◆ Goal ◆
The records below should be written out again, exactly.

◆ Entries supplied ◆

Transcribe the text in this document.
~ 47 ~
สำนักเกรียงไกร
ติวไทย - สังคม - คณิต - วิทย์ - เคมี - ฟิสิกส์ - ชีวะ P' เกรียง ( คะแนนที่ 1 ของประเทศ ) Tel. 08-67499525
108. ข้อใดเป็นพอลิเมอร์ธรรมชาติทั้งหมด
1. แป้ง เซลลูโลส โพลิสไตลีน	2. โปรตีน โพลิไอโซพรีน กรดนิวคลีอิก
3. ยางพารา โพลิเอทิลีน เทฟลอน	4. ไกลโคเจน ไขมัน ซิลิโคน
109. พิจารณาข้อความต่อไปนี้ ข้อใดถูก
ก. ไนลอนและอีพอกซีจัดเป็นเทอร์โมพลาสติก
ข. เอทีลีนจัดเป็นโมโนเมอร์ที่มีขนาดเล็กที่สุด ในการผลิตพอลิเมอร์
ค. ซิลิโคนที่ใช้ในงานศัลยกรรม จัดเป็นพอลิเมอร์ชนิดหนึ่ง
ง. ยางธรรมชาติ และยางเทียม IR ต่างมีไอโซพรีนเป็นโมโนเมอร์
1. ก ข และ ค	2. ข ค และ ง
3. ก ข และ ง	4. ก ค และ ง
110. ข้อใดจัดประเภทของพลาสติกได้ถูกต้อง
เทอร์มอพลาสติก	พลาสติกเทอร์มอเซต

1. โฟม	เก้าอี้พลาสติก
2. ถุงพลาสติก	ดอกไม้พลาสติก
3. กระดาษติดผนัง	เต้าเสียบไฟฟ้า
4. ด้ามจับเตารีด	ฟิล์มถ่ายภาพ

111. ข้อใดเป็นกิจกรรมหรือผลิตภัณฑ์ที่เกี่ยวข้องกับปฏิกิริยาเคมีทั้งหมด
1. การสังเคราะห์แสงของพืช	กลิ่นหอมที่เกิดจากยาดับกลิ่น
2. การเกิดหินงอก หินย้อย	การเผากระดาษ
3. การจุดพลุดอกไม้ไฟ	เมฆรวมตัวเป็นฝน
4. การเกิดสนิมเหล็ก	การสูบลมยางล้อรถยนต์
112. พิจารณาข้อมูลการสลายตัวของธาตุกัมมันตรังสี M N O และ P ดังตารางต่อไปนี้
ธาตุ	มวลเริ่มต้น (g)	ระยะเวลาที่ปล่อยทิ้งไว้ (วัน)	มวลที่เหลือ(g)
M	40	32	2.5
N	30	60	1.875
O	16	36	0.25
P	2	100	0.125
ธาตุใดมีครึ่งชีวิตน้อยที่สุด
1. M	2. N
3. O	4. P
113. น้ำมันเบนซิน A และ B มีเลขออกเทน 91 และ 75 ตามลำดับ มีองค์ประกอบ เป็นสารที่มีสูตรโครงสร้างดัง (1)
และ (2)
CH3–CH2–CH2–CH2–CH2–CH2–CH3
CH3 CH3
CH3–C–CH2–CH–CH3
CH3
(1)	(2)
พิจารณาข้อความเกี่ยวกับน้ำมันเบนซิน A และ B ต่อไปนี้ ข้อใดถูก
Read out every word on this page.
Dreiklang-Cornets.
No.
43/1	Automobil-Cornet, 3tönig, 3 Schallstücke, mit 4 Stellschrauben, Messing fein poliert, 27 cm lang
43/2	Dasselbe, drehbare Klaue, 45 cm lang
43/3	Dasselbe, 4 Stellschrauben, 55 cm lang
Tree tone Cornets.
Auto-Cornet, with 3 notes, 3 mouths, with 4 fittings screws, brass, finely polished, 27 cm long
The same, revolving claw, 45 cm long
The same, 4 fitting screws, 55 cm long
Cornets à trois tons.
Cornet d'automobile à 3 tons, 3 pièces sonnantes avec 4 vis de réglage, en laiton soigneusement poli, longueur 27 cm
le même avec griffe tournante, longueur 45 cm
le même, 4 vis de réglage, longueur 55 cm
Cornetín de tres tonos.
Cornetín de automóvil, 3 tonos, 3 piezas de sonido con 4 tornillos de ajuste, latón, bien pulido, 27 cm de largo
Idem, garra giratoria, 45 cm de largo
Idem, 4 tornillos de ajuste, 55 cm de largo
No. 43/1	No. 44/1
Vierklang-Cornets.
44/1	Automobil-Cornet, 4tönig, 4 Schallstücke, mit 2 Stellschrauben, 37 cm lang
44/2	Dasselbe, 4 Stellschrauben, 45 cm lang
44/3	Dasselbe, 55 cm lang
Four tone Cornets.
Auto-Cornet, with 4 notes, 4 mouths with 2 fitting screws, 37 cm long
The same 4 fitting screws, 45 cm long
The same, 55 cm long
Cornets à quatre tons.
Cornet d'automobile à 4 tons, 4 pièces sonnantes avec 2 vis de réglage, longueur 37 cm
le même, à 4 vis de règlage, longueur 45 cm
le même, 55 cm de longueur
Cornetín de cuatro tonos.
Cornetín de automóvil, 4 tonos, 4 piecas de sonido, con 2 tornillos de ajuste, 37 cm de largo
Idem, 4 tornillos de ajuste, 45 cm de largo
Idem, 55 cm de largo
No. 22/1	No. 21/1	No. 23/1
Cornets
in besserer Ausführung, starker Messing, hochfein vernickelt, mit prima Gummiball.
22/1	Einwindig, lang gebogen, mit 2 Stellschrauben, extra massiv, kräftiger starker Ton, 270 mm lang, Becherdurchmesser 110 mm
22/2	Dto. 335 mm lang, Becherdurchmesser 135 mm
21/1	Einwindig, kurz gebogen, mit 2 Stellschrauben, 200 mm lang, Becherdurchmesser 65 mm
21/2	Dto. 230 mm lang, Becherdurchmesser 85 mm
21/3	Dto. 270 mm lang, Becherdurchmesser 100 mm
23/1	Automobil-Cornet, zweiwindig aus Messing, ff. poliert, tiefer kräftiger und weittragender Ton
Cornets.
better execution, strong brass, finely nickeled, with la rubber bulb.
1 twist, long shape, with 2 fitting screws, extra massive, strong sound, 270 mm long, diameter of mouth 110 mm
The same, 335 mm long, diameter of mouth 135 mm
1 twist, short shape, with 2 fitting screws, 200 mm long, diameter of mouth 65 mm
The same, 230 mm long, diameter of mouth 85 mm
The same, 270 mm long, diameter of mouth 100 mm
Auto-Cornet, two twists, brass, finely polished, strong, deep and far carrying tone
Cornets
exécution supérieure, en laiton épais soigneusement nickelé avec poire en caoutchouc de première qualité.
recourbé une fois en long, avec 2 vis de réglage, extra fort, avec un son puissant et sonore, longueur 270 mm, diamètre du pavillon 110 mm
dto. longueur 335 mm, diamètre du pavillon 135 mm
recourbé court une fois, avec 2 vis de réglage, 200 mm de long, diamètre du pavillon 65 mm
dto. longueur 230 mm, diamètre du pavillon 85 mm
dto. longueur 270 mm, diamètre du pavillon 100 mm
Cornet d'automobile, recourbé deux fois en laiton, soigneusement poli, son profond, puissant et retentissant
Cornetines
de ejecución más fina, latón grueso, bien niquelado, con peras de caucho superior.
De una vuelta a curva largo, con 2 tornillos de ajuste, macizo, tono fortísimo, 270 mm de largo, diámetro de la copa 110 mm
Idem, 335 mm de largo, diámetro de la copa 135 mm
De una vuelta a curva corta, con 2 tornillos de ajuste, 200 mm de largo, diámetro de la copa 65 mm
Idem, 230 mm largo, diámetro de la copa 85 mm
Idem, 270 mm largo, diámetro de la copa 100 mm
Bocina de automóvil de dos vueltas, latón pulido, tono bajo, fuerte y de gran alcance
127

◆ Solution ◆
Transcribe the text in this document.
~ 47 ~
สำนักเกรียงไกร
ติวไทย - สังคม - คณิต - วิทย์ - เคมี - ฟิสิกส์ - ชีวะ P' เกรียง ( คะแนนที่ 1 ของประเทศ ) Tel. 08-67499525
108. ข้อใดเป็นพอลิเมอร์ธรรมชาติทั้งหมด
1. แป้ง เซลลูโลส โพลิสไตลีน	2. โปรตีน โพลิไอโซพรีน กรดนิวคลีอิก
3. ยางพารา โพลิเอทิลีน เทฟลอน	4. ไกลโคเจน ไขมัน ซิลิโคน
109. พิจารณาข้อความต่อไปนี้ ข้อใดถูก
ก. ไนลอนและอีพอกซีจัดเป็นเทอร์โมพลาสติก
ข. เอทีลีนจัดเป็นโมโนเมอร์ที่มีขนาดเล็กที่สุด ในการผลิตพอลิเมอร์
ค. ซิลิโคนที่ใช้ในงานศัลยกรรม จัดเป็นพอลิเมอร์ชนิดหนึ่ง
ง. ยางธรรมชาติ และยางเทียม IR ต่างมีไอโซพรีนเป็นโมโนเมอร์
1. ก ข และ ค	2. ข ค และ ง
3. ก ข และ ง	4. ก ค และ ง
110. ข้อใดจัดประเภทของพลาสติกได้ถูกต้อง
เทอร์มอพลาสติก	พลาสติกเทอร์มอเซต

1. โฟม	เก้าอี้พลาสติก
2. ถุงพลาสติก	ดอกไม้พลาสติก
3. กระดาษติดผนัง	เต้าเสียบไฟฟ้า
4. ด้ามจับเตารีด	ฟิล์มถ่ายภาพ

111. ข้อใดเป็นกิจกรรมหรือผลิตภัณฑ์ที่เกี่ยวข้องกับปฏิกิริยาเคมีทั้งหมด
1. การสังเคราะห์แสงของพืช	กลิ่นหอมที่เกิดจากยาดับกลิ่น
2. การเกิดหินงอก หินย้อย	การเผากระดาษ
3. การจุดพลุดอกไม้ไฟ	เมฆรวมตัวเป็นฝน
4. การเกิดสนิมเหล็ก	การสูบลมยางล้อรถยนต์
112. พิจารณาข้อมูลการสลายตัวของธาตุกัมมันตรังสี M N O และ P ดังตารางต่อไปนี้
ธาตุ	มวลเริ่มต้น (g)	ระยะเวลาที่ปล่อยทิ้งไว้ (วัน)	มวลที่เหลือ(g)
M	40	32	2.5
N	30	60	1.875
O	16	36	0.25
P	2	100	0.125
ธาตุใดมีครึ่งชีวิตน้อยที่สุด
1. M	2. N
3. O	4. P
113. น้ำมันเบนซิน A และ B มีเลขออกเทน 91 และ 75 ตามลำดับ มีองค์ประกอบ เป็นสารที่มีสูตรโครงสร้างดัง (1)
และ (2)
CH3–CH2–CH2–CH2–CH2–CH2–CH3
CH3 CH3
CH3–C–CH2–CH–CH3
CH3
(1)	(2)
พิจารณาข้อความเกี่ยวกับน้ำมันเบนซิน A และ B ต่อไปนี้ ข้อใดถูก
Read out every word on this page.
Dreiklang-Cornets.
No.
43/1	Automobil-Cornet, 3tönig, 3 Schallstücke, mit 4 Stellschrauben, Messing fein poliert, 27 cm lang
43/2	Dasselbe, drehbare Klaue, 45 cm lang
43/3	Dasselbe, 4 Stellschrauben, 55 cm lang
Tree tone Cornets.
Auto-Cornet, with 3 notes, 3 mouths, with 4 fittings screws, brass, finely polished, 27 cm long
The same, revolving claw, 45 cm long
The same, 4 fitting screws, 55 cm long
Cornets à trois tons.
Cornet d'automobile à 3 tons, 3 pièces sonnantes avec 4 vis de réglage, en laiton soigneusement poli, longueur 27 cm
le même avec griffe tournante, longueur 45 cm
le même, 4 vis de réglage, longueur 55 cm
Cornetín de tres tonos.
Cornetín de automóvil, 3 tonos, 3 piezas de sonido con 4 tornillos de ajuste, latón, bien pulido, 27 cm de largo
Idem, garra giratoria, 45 cm de largo
Idem, 4 tornillos de ajuste, 55 cm de largo
No. 43/1	No. 44/1
Vierklang-Cornets.
44/1	Automobil-Cornet, 4tönig, 4 Schallstücke, mit 2 Stellschrauben, 37 cm lang
44/2	Dasselbe, 4 Stellschrauben, 45 cm lang
44/3	Dasselbe, 55 cm lang
Four tone Cornets.
Auto-Cornet, with 4 notes, 4 mouths with 2 fitting screws, 37 cm long
The same 4 fitting screws, 45 cm long
The same, 55 cm long
Cornets à quatre tons.
Cornet d'automobile à 4 tons, 4 pièces sonnantes avec 2 vis de réglage, longueur 37 cm
le même, à 4 vis de règlage, longueur 45 cm
le même, 55 cm de longueur
Cornetín de cuatro tonos.
Cornetín de automóvil, 4 tonos, 4 piecas de sonido, con 2 tornillos de ajuste, 37 cm de largo
Idem, 4 tornillos de ajuste, 45 cm de largo
Idem, 55 cm de largo
No. 22/1	No. 21/1	No. 23/1
Cornets
in besserer Ausführung, starker Messing, hochfein vernickelt, mit prima Gummiball.
22/1	Einwindig, lang gebogen, mit 2 Stellschrauben, extra massiv, kräftiger starker Ton, 270 mm lang, Becherdurchmesser 110 mm
22/2	Dto. 335 mm lang, Becherdurchmesser 135 mm
21/1	Einwindig, kurz gebogen, mit 2 Stellschrauben, 200 mm lang, Becherdurchmesser 65 mm
21/2	Dto. 230 mm lang, Becherdurchmesser 85 mm
21/3	Dto. 270 mm lang, Becherdurchmesser 100 mm
23/1	Automobil-Cornet, zweiwindig aus Messing, ff. poliert, tiefer kräftiger und weittragender Ton
Cornets.
better execution, strong brass, finely nickeled, with la rubber bulb.
1 twist, long shape, with 2 fitting screws, extra massive, strong sound, 270 mm long, diameter of mouth 110 mm
The same, 335 mm long, diameter of mouth 135 mm
1 twist, short shape, with 2 fitting screws, 200 mm long, diameter of mouth 65 mm
The same, 230 mm long, diameter of mouth 85 mm
The same, 270 mm long, diameter of mouth 100 mm
Auto-Cornet, two twists, brass, finely polished, strong, deep and far carrying tone
Cornets
exécution supérieure, en laiton épais soigneusement nickelé avec poire en caoutchouc de première qualité.
recourbé une fois en long, avec 2 vis de réglage, extra fort, avec un son puissant et sonore, longueur 270 mm, diamètre du pavillon 110 mm
dto. longueur 335 mm, diamètre du pavillon 135 mm
recourbé court une fois, avec 2 vis de réglage, 200 mm de long, diamètre du pavillon 65 mm
dto. longueur 230 mm, diamètre du pavillon 85 mm
dto. longueur 270 mm, diamètre du pavillon 100 mm
Cornet d'automobile, recourbé deux fois en laiton, soigneusement poli, son profond, puissant et retentissant
Cornetines
de ejecución más fina, latón grueso, bien niquelado, con peras de caucho superior.
De una vuelta a curva largo, con 2 tornillos de ajuste, macizo, tono fortísimo, 270 mm de largo, diámetro de la copa 110 mm
Idem, 335 mm de largo, diámetro de la copa 135 mm
De una vuelta a curva corta, con 2 tornillos de ajuste, 200 mm de largo, diámetro de la copa 65 mm
Idem, 230 mm largo, diámetro de la copa 85 mm
Idem, 270 mm largo, diámetro de la copa 100 mm
Bocina de automóvil de dos vueltas, latón pulido, tono bajo, fuerte y de gran alcance
127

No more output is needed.